| Input data |
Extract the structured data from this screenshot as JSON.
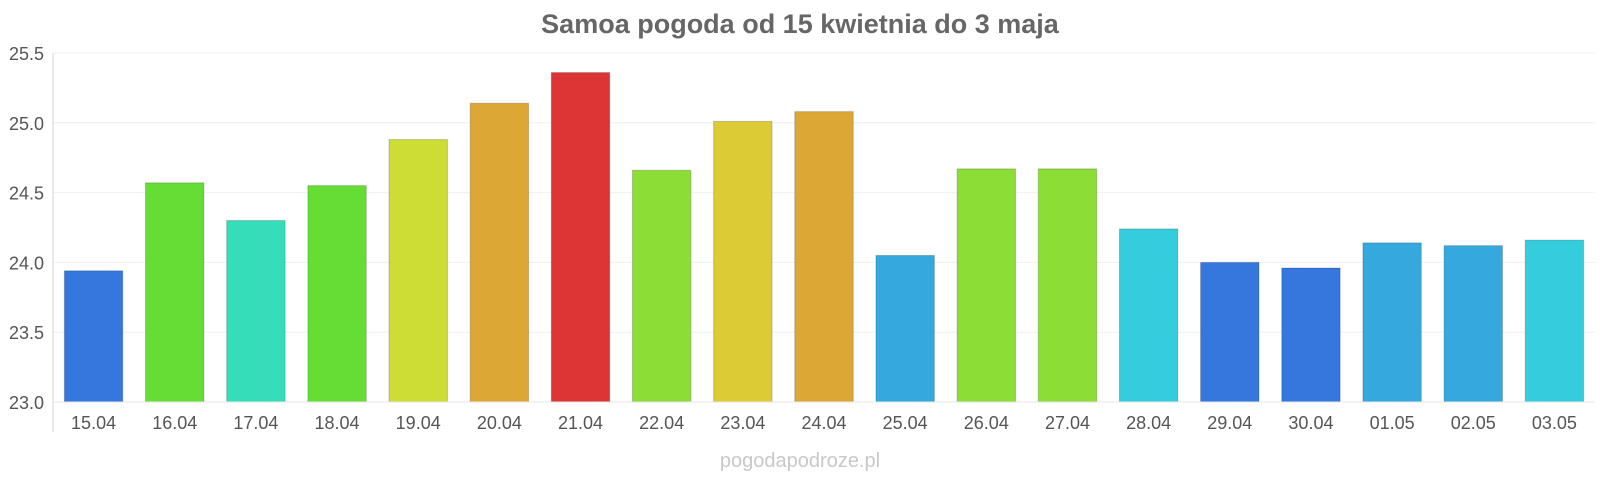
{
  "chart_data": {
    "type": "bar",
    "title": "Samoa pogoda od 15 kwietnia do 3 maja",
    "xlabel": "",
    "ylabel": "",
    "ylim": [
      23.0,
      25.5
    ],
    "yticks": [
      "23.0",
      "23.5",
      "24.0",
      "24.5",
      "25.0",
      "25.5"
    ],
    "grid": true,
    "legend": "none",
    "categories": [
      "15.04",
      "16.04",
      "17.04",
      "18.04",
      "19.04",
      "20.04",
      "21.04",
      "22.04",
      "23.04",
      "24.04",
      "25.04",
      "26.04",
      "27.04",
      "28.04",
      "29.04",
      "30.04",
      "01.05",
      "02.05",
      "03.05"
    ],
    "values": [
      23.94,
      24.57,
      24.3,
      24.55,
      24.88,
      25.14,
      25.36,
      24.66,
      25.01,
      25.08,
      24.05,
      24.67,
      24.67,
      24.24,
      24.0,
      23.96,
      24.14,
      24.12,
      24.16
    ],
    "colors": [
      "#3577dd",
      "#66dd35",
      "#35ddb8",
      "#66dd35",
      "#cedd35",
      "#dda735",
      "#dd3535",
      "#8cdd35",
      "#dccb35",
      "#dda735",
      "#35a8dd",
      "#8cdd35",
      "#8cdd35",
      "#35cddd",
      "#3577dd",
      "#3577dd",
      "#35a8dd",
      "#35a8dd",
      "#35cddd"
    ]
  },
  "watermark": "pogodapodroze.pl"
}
...
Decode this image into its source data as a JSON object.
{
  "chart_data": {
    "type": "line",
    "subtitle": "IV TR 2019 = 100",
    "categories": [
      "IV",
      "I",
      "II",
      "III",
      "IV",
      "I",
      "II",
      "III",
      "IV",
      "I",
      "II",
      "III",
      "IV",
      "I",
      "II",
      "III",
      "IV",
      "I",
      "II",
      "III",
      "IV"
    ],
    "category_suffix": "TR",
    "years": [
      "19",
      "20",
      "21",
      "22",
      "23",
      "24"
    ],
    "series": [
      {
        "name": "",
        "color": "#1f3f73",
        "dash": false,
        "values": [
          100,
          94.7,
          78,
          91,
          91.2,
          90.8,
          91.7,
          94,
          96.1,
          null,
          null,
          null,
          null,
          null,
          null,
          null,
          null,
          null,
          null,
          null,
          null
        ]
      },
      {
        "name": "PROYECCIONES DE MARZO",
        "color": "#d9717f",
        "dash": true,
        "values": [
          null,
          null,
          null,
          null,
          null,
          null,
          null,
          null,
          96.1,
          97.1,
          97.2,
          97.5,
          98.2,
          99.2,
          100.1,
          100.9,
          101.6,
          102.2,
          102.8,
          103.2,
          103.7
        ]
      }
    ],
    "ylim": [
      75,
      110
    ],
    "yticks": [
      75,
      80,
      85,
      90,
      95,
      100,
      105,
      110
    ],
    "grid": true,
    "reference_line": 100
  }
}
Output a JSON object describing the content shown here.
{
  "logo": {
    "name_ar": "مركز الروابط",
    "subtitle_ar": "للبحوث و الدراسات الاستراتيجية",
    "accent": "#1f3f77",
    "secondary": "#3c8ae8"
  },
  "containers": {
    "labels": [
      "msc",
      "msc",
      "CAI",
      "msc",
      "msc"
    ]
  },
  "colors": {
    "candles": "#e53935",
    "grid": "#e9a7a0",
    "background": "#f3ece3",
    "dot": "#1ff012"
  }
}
* * *
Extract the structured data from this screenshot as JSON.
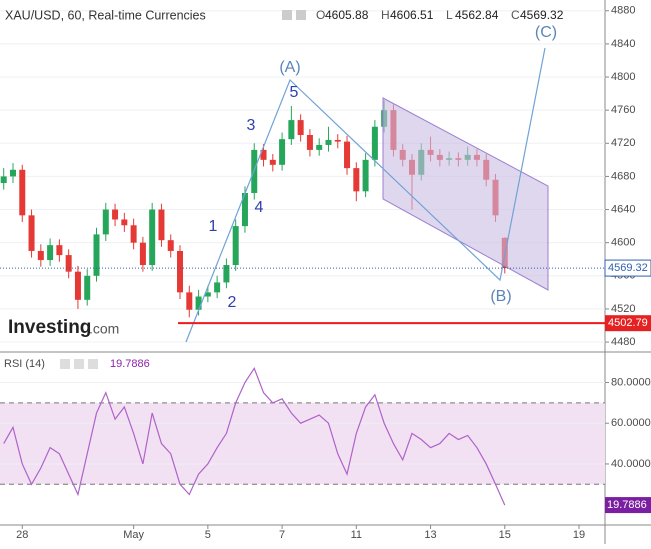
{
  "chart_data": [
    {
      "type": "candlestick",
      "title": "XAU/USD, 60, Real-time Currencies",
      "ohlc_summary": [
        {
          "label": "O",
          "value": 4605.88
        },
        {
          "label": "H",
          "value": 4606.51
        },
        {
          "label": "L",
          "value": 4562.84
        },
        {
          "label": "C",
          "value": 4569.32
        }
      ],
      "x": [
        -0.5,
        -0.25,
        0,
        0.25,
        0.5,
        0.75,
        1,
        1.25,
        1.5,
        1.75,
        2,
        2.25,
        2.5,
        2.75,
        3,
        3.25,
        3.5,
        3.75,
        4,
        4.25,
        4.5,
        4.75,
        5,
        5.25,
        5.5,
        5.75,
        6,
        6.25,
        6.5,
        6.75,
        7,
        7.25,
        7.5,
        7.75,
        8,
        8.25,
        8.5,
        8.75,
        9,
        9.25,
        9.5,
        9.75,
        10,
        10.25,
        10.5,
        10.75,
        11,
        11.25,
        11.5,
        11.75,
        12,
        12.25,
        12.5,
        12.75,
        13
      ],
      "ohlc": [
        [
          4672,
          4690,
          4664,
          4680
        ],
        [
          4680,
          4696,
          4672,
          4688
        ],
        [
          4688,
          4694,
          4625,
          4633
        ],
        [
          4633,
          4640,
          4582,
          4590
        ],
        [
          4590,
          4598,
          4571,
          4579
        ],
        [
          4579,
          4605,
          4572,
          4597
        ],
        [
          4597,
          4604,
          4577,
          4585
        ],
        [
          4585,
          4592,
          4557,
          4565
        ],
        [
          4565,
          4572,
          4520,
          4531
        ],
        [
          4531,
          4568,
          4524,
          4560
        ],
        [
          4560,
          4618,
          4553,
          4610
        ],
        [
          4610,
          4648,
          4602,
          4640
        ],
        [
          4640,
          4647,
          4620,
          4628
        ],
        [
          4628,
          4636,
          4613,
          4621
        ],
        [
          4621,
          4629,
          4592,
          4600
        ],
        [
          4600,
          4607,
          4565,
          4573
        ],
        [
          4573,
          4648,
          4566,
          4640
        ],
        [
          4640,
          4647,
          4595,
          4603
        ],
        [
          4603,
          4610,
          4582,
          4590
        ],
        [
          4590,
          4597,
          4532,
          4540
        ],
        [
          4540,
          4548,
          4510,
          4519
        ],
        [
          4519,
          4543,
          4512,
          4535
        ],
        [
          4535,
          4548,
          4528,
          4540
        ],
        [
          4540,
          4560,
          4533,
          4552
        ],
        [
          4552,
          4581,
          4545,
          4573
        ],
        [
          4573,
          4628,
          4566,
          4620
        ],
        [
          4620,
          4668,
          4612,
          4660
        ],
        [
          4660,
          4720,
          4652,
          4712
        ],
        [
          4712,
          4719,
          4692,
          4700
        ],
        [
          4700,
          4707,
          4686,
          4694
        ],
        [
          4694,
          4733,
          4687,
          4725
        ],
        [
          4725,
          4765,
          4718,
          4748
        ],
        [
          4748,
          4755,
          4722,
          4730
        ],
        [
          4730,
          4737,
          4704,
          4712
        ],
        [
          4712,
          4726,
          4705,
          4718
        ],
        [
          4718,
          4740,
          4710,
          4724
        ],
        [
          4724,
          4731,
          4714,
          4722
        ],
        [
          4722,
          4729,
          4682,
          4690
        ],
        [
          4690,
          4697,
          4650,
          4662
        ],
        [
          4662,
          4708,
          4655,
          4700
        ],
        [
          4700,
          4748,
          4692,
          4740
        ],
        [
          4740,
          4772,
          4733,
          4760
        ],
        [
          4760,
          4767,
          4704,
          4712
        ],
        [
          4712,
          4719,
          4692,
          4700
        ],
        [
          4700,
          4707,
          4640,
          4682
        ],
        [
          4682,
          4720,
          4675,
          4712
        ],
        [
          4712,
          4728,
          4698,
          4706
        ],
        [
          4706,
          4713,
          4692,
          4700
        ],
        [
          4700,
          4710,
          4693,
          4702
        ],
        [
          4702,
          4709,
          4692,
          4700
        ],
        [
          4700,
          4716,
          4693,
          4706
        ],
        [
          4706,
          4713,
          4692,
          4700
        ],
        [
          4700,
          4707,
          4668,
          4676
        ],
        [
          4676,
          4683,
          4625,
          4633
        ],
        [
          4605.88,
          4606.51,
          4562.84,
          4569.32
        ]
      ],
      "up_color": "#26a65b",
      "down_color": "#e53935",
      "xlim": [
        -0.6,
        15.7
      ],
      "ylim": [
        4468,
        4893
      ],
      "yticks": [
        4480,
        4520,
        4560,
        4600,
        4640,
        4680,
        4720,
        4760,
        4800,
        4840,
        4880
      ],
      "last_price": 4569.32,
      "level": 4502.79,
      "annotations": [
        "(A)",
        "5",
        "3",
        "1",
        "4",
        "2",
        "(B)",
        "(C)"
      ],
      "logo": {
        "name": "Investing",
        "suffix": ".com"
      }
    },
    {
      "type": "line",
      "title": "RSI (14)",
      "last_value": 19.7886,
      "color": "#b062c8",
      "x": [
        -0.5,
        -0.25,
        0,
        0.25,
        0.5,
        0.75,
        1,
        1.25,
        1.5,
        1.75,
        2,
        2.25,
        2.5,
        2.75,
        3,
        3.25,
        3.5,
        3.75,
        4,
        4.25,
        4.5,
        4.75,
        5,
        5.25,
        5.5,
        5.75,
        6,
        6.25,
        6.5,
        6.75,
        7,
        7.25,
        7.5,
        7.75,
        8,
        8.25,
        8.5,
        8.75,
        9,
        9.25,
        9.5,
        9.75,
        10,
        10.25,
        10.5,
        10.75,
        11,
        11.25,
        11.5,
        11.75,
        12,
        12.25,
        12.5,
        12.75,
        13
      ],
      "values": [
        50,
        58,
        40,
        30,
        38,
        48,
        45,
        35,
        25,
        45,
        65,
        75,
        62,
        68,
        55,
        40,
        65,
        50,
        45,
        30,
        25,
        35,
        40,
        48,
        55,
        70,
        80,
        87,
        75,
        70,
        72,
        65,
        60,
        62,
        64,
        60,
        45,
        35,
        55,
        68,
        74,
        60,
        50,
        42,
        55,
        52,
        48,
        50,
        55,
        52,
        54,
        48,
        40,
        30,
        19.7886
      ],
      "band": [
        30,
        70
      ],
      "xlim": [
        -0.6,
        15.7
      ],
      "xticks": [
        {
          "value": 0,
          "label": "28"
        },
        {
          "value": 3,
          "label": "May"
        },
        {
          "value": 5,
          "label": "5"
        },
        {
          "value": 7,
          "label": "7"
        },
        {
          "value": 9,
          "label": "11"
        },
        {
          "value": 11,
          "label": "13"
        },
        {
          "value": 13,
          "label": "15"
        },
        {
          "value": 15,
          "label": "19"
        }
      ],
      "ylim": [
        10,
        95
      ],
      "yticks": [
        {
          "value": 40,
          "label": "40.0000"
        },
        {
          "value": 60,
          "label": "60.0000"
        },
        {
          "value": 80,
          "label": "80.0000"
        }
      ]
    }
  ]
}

| Task description |
Out of the material above, select every line that holds the string "JSON".

| Result for this exercise |
Extract the structured data from this screenshot as JSON.
Decode this image into its source data as a JSON object.
Output a JSON object describing the content shown here.
Extract the structured data from this screenshot as JSON.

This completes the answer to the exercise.